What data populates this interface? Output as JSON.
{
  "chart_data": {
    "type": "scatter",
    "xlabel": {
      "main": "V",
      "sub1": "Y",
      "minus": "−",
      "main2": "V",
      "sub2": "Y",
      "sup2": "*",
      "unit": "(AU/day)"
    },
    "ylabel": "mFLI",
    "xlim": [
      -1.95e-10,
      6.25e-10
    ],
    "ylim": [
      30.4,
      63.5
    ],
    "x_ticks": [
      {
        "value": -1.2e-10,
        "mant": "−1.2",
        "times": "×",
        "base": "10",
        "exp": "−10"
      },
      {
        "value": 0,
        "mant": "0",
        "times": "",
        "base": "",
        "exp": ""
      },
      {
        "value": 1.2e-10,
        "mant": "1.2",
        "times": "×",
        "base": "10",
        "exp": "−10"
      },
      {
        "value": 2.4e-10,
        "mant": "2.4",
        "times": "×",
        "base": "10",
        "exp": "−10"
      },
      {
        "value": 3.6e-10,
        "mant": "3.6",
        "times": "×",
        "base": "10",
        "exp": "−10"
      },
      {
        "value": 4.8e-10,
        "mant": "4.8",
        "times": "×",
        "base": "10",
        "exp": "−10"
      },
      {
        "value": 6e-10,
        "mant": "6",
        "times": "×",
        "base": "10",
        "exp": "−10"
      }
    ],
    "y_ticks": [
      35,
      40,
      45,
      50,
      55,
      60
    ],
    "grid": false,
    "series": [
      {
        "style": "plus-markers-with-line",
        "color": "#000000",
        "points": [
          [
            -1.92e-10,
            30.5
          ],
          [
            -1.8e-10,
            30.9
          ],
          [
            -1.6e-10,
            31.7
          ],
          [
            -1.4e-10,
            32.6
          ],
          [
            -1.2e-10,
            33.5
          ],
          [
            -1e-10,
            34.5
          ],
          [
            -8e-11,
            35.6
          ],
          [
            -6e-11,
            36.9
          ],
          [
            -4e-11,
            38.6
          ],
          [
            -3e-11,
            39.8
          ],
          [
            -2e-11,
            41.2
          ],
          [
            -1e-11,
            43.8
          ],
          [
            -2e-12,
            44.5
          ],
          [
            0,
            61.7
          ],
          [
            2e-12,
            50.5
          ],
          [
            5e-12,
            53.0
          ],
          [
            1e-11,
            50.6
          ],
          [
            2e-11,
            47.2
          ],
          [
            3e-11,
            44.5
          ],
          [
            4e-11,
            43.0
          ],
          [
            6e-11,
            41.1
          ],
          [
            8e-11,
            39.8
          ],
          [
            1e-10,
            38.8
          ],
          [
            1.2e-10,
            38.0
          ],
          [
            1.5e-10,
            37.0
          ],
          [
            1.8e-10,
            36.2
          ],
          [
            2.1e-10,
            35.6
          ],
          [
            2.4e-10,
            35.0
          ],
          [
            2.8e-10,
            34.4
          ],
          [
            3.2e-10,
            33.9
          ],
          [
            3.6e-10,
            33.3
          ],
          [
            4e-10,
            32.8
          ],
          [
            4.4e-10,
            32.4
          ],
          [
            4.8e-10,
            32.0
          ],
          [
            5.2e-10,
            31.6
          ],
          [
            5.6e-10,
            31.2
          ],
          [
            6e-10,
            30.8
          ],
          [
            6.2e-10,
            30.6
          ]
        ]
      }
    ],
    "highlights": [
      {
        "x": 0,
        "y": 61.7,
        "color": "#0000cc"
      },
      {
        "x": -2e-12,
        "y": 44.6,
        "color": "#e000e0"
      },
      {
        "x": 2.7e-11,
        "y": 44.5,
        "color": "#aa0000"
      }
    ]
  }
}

* [PROBLEM STATEMENT]: Transcribe each record exactly. Leave nothing out.

* [CORRECT ANSWER]:
What data populates this interface? Output as JSON.
{
  "chart_data": {
    "type": "scatter",
    "xlabel": {
      "main": "V",
      "sub1": "Y",
      "minus": "−",
      "main2": "V",
      "sub2": "Y",
      "sup2": "*",
      "unit": "(AU/day)"
    },
    "ylabel": "mFLI",
    "xlim": [
      -1.95e-10,
      6.25e-10
    ],
    "ylim": [
      30.4,
      63.5
    ],
    "x_ticks": [
      {
        "value": -1.2e-10,
        "mant": "−1.2",
        "times": "×",
        "base": "10",
        "exp": "−10"
      },
      {
        "value": 0,
        "mant": "0",
        "times": "",
        "base": "",
        "exp": ""
      },
      {
        "value": 1.2e-10,
        "mant": "1.2",
        "times": "×",
        "base": "10",
        "exp": "−10"
      },
      {
        "value": 2.4e-10,
        "mant": "2.4",
        "times": "×",
        "base": "10",
        "exp": "−10"
      },
      {
        "value": 3.6e-10,
        "mant": "3.6",
        "times": "×",
        "base": "10",
        "exp": "−10"
      },
      {
        "value": 4.8e-10,
        "mant": "4.8",
        "times": "×",
        "base": "10",
        "exp": "−10"
      },
      {
        "value": 6e-10,
        "mant": "6",
        "times": "×",
        "base": "10",
        "exp": "−10"
      }
    ],
    "y_ticks": [
      35,
      40,
      45,
      50,
      55,
      60
    ],
    "grid": false,
    "series": [
      {
        "style": "plus-markers-with-line",
        "color": "#000000",
        "points": [
          [
            -1.92e-10,
            30.5
          ],
          [
            -1.8e-10,
            30.9
          ],
          [
            -1.6e-10,
            31.7
          ],
          [
            -1.4e-10,
            32.6
          ],
          [
            -1.2e-10,
            33.5
          ],
          [
            -1e-10,
            34.5
          ],
          [
            -8e-11,
            35.6
          ],
          [
            -6e-11,
            36.9
          ],
          [
            -4e-11,
            38.6
          ],
          [
            -3e-11,
            39.8
          ],
          [
            -2e-11,
            41.2
          ],
          [
            -1e-11,
            43.8
          ],
          [
            -2e-12,
            44.5
          ],
          [
            0,
            61.7
          ],
          [
            2e-12,
            50.5
          ],
          [
            5e-12,
            53.0
          ],
          [
            1e-11,
            50.6
          ],
          [
            2e-11,
            47.2
          ],
          [
            3e-11,
            44.5
          ],
          [
            4e-11,
            43.0
          ],
          [
            6e-11,
            41.1
          ],
          [
            8e-11,
            39.8
          ],
          [
            1e-10,
            38.8
          ],
          [
            1.2e-10,
            38.0
          ],
          [
            1.5e-10,
            37.0
          ],
          [
            1.8e-10,
            36.2
          ],
          [
            2.1e-10,
            35.6
          ],
          [
            2.4e-10,
            35.0
          ],
          [
            2.8e-10,
            34.4
          ],
          [
            3.2e-10,
            33.9
          ],
          [
            3.6e-10,
            33.3
          ],
          [
            4e-10,
            32.8
          ],
          [
            4.4e-10,
            32.4
          ],
          [
            4.8e-10,
            32.0
          ],
          [
            5.2e-10,
            31.6
          ],
          [
            5.6e-10,
            31.2
          ],
          [
            6e-10,
            30.8
          ],
          [
            6.2e-10,
            30.6
          ]
        ]
      }
    ],
    "highlights": [
      {
        "x": 0,
        "y": 61.7,
        "color": "#0000cc"
      },
      {
        "x": -2e-12,
        "y": 44.6,
        "color": "#e000e0"
      },
      {
        "x": 2.7e-11,
        "y": 44.5,
        "color": "#aa0000"
      }
    ]
  }
}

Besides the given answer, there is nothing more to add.